··· LISTING ···

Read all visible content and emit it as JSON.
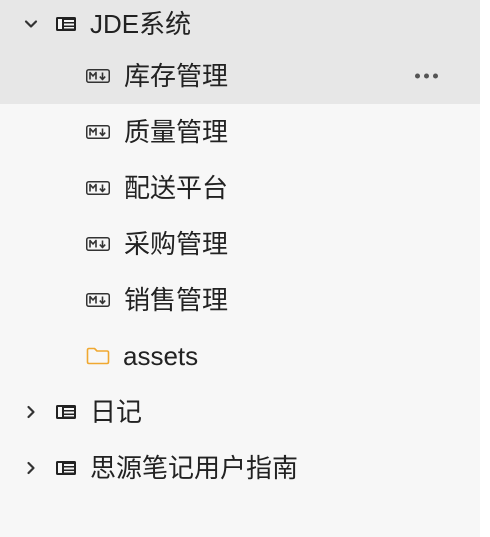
{
  "tree": {
    "root_notebook": {
      "label": "JDE系统",
      "expanded": true,
      "icon": "notebook-icon",
      "children": [
        {
          "label": "库存管理",
          "icon": "markdown-doc-icon",
          "active": true
        },
        {
          "label": "质量管理",
          "icon": "markdown-doc-icon"
        },
        {
          "label": "配送平台",
          "icon": "markdown-doc-icon"
        },
        {
          "label": "采购管理",
          "icon": "markdown-doc-icon"
        },
        {
          "label": "销售管理",
          "icon": "markdown-doc-icon"
        },
        {
          "label": "assets",
          "icon": "folder-icon"
        }
      ]
    },
    "other_notebooks": [
      {
        "label": "日记",
        "expanded": false,
        "icon": "notebook-icon"
      },
      {
        "label": "思源笔记用户指南",
        "expanded": false,
        "icon": "notebook-icon"
      }
    ]
  },
  "colors": {
    "panel_bg": "#f7f7f7",
    "active_bg": "#e7e7e7",
    "folder": "#f0a830",
    "text": "#222222"
  }
}
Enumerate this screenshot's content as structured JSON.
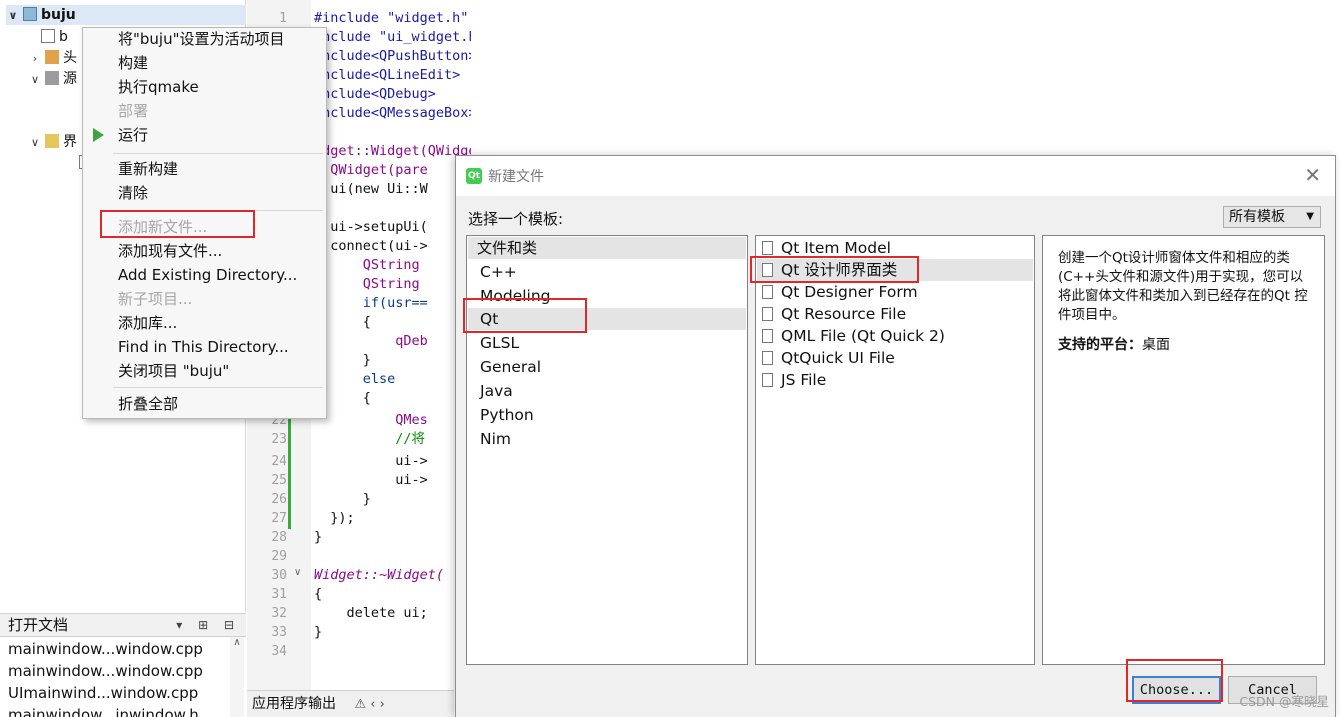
{
  "tree": {
    "root": "buju",
    "rows": [
      "b",
      "头",
      "源",
      "界"
    ]
  },
  "open_docs": {
    "title": "打开文档",
    "controls": "▾ ⊞ ⊟",
    "items": [
      "mainwindow...window.cpp",
      "mainwindow...window.cpp",
      "UImainwind...window.cpp",
      "mainwindow...inwindow.h"
    ]
  },
  "editor": {
    "line_numbers_top": [
      "1"
    ],
    "line_numbers_bottom": [
      "22",
      "23",
      "24",
      "25",
      "26",
      "27",
      "28",
      "29",
      "30",
      "31",
      "32",
      "33",
      "34"
    ],
    "code": {
      "l1": "#include \"widget.h\"",
      "l2": "include \"ui_widget.h\"",
      "l3": "include<QPushButton>",
      "l4": "include<QLineEdit>",
      "l5": "include<QDebug>",
      "l6": "include<QMessageBox>",
      "l8": "idget::Widget(QWidget *parent) :",
      "l9": "  QWidget(pare",
      "l10": "  ui(new Ui::W",
      "l12": "  ui->setupUi(",
      "l13": "  connect(ui->",
      "l14": "      QString",
      "l15": "      QString",
      "l16": "      if(usr==",
      "l17": "      {",
      "l18": "          qDeb",
      "l19": "      }",
      "l20": "      else",
      "l21": "      {",
      "l22": "          QMes",
      "l23": "          //将",
      "l24": "          ui->",
      "l25": "          ui->",
      "l26": "      }",
      "l27": "  });",
      "l28": "}",
      "l30": "Widget::~Widget(",
      "l31": "{",
      "l32": "    delete ui;",
      "l33": "}"
    }
  },
  "output_bar": {
    "label": "应用程序输出",
    "icons": "⚠  ‹  ›"
  },
  "context_menu": {
    "items": [
      {
        "label": "将\"buju\"设置为活动项目",
        "enabled": true
      },
      {
        "label": "构建",
        "enabled": true
      },
      {
        "label": "执行qmake",
        "enabled": true
      },
      {
        "label": "部署",
        "enabled": false
      },
      {
        "label": "运行",
        "enabled": true
      },
      {
        "label": "重新构建",
        "enabled": true
      },
      {
        "label": "清除",
        "enabled": true
      },
      {
        "label": "添加新文件...",
        "enabled": false
      },
      {
        "label": "添加现有文件...",
        "enabled": true
      },
      {
        "label": "Add Existing Directory...",
        "enabled": true
      },
      {
        "label": "新子项目...",
        "enabled": false
      },
      {
        "label": "添加库...",
        "enabled": true
      },
      {
        "label": "Find in This Directory...",
        "enabled": true
      },
      {
        "label": "关闭项目 \"buju\"",
        "enabled": true
      },
      {
        "label": "折叠全部",
        "enabled": true
      }
    ]
  },
  "dialog": {
    "title": "新建文件",
    "close": "✕",
    "template_label": "选择一个模板:",
    "filter_value": "所有模板",
    "category_header": "文件和类",
    "categories": [
      "C++",
      "Modeling",
      "Qt",
      "GLSL",
      "General",
      "Java",
      "Python",
      "Nim"
    ],
    "selected_category": "Qt",
    "templates": [
      "Qt Item Model",
      "Qt 设计师界面类",
      "Qt Designer Form",
      "Qt Resource File",
      "QML File (Qt Quick 2)",
      "QtQuick UI File",
      "JS File"
    ],
    "selected_template": "Qt 设计师界面类",
    "description": "创建一个Qt设计师窗体文件和相应的类(C++头文件和源文件)用于实现，您可以将此窗体文件和类加入到已经存在的Qt 控件项目中。",
    "platform_label": "支持的平台：",
    "platform_value": "桌面",
    "choose_label": "Choose...",
    "cancel_label": "Cancel"
  },
  "watermark": "CSDN @寒晓星",
  "colors": {
    "annotation_red": "#e02828",
    "selection": "#dce8f6",
    "run_green": "#3fa33f",
    "qt_green": "#41cd52"
  }
}
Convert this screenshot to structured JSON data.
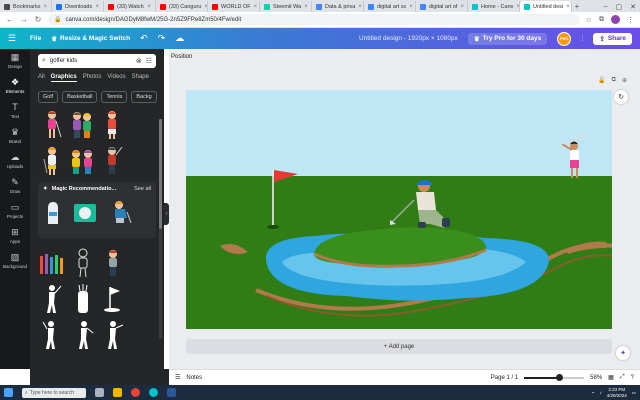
{
  "browser": {
    "tabs": [
      {
        "label": "Bookmarks",
        "color": "#4a4a4a"
      },
      {
        "label": "Downloads",
        "color": "#1a73e8"
      },
      {
        "label": "(33) Watch",
        "color": "#ff0000"
      },
      {
        "label": "(33) Canguru",
        "color": "#ff0000"
      },
      {
        "label": "WORLD OF",
        "color": "#ff0000"
      },
      {
        "label": "Steemit Wa",
        "color": "#06d6a9"
      },
      {
        "label": "Data & priva",
        "color": "#4285f4"
      },
      {
        "label": "digital art sc",
        "color": "#4285f4"
      },
      {
        "label": "digital art of",
        "color": "#4285f4"
      },
      {
        "label": "Home - Canv",
        "color": "#00c4cc"
      },
      {
        "label": "Untitled desi",
        "color": "#00c4cc",
        "active": true
      }
    ],
    "url": "canva.com/design/DAGDyM8fwM/25G-2n5Z9FPe8Zm50/4Fw/edit"
  },
  "header": {
    "file_label": "File",
    "resize_label": "Resize & Magic Switch",
    "title": "Untitled design - 1920px × 1080px",
    "trypro_label": "Try Pro for 30 days",
    "share_label": "Share",
    "avatar_text": "PRO"
  },
  "rail": [
    {
      "label": "Design",
      "icon": "▦"
    },
    {
      "label": "Elements",
      "icon": "❖",
      "active": true
    },
    {
      "label": "Text",
      "icon": "T"
    },
    {
      "label": "Brand",
      "icon": "♛"
    },
    {
      "label": "Uploads",
      "icon": "☁"
    },
    {
      "label": "Draw",
      "icon": "✎"
    },
    {
      "label": "Projects",
      "icon": "▭"
    },
    {
      "label": "Apps",
      "icon": "⊞"
    },
    {
      "label": "Background",
      "icon": "▨"
    }
  ],
  "panel": {
    "search_value": "golfer kids",
    "tabs": [
      "All",
      "Graphics",
      "Photos",
      "Videos",
      "Shape"
    ],
    "active_tab": "Graphics",
    "chips": [
      "Golf",
      "Basketball",
      "Tennis",
      "Backg"
    ],
    "magic_title": "Magic Recommendatio...",
    "magic_see_all": "See all"
  },
  "workspace": {
    "position_label": "Position",
    "add_page_label": "+ Add page"
  },
  "footer": {
    "notes_label": "Notes",
    "page_label": "Page 1 / 1",
    "zoom_label": "58%",
    "zoom_fraction": 0.58
  },
  "taskbar": {
    "search_placeholder": "Type here to search",
    "time": "2:23 PM",
    "date": "4/29/2024"
  },
  "colors": {
    "sky": "#bfe6f5",
    "grass": "#2f7d14",
    "water": "#2fa6e0",
    "panel": "#252627",
    "rail": "#18191b"
  }
}
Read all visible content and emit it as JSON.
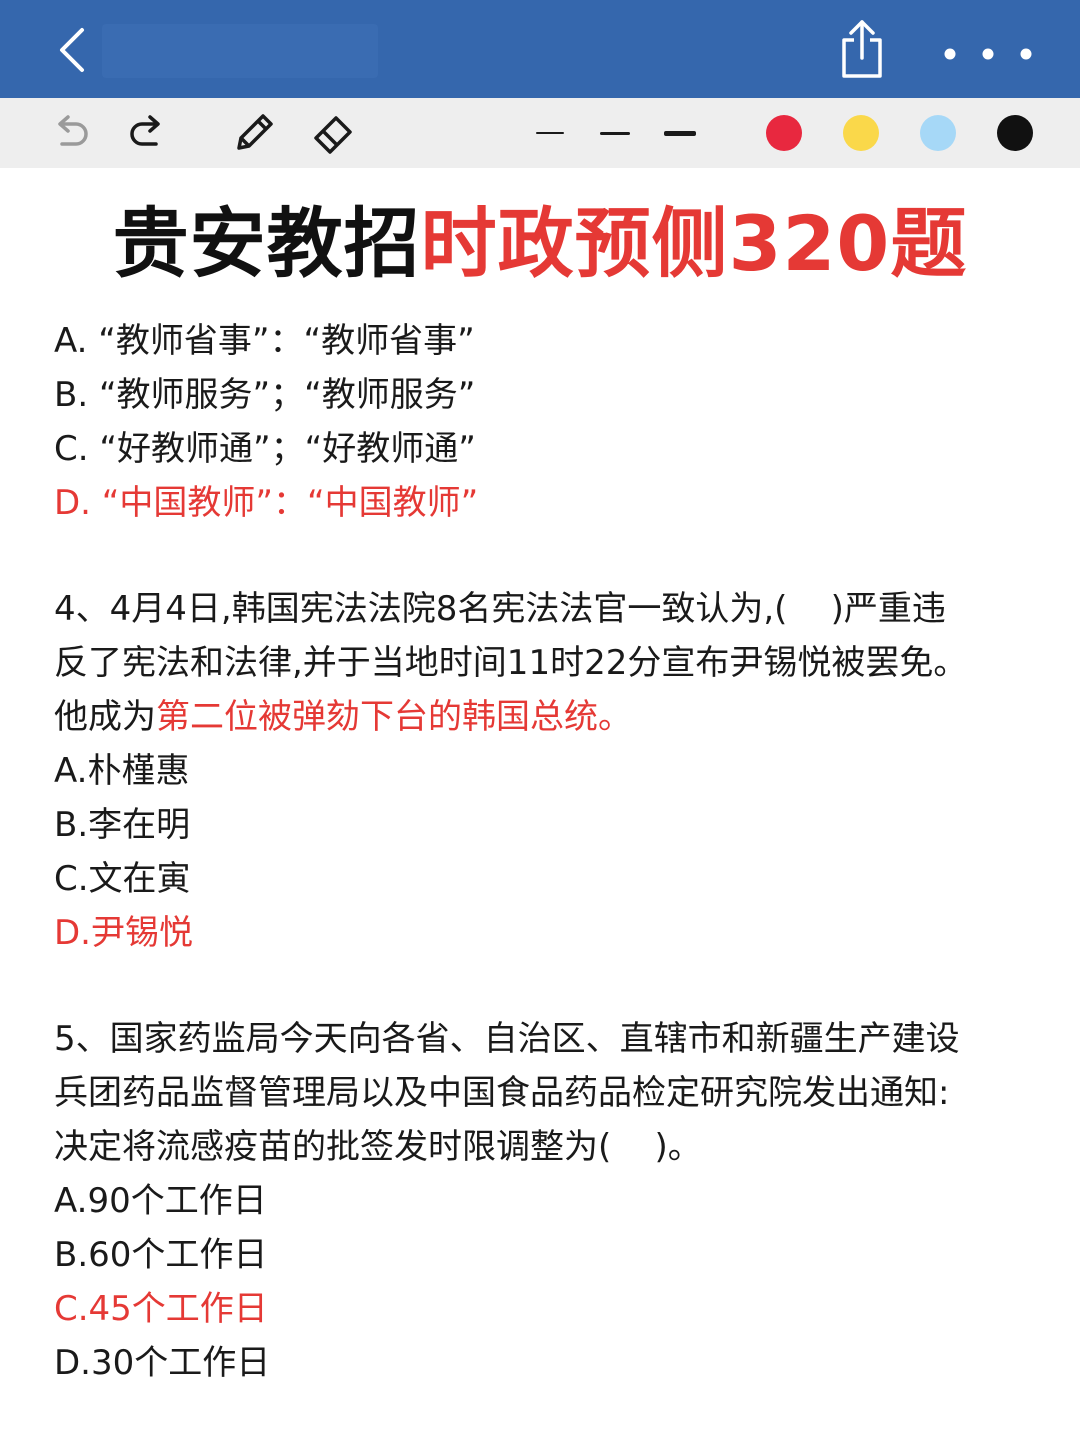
{
  "nav": {
    "back_icon": "chevron-left-icon",
    "share_icon": "share-icon",
    "more_icon": "more-horizontal-icon"
  },
  "toolbar": {
    "tools": [
      "undo-icon",
      "redo-icon",
      "pen-icon",
      "eraser-icon"
    ],
    "strokes": [
      "thin",
      "medium",
      "thick"
    ],
    "colors": [
      "#e8283f",
      "#fad84a",
      "#a6d8f7",
      "#111111"
    ]
  },
  "headline": {
    "black_part": "贵安教招",
    "red_part": "时政预侧320题"
  },
  "q3": {
    "options": [
      "A. “教师省事”：“教师省事”",
      "B. “教师服务”；“教师服务”",
      "C. “好教师通”；“好教师通”"
    ],
    "answer": "D. “中国教师”：“中国教师”"
  },
  "q4": {
    "line1": "4、4月4日,韩国宪法法院8名宪法法官一致认为,(    )严重违",
    "line2": "反了宪法和法律,并于当地时间11时22分宣布尹锡悦被罢免。",
    "line3_prefix": "他成为",
    "line3_highlight": "第二位被弹劾下台的韩国总统。",
    "options": [
      "A.朴槿惠",
      "B.李在明",
      "C.文在寅"
    ],
    "answer": "D.尹锡悦"
  },
  "q5": {
    "line1": "5、国家药监局今天向各省、自治区、直辖市和新疆生产建设",
    "line2": "兵团药品监督管理局以及中国食品药品检定研究院发出通知:",
    "line3": "决定将流感疫苗的批签发时限调整为(    )。",
    "option_a": "A.90个工作日",
    "option_b": "B.60个工作日",
    "answer": "C.45个工作日",
    "option_d": "D.30个工作日"
  }
}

···

DIRECTIVE
Search the entries for the word "screenshot", then list each line that holds it.

WRITTEN ANSWER
Enumerate this screenshot's content as structured JSON.
Convert this screenshot to structured JSON data.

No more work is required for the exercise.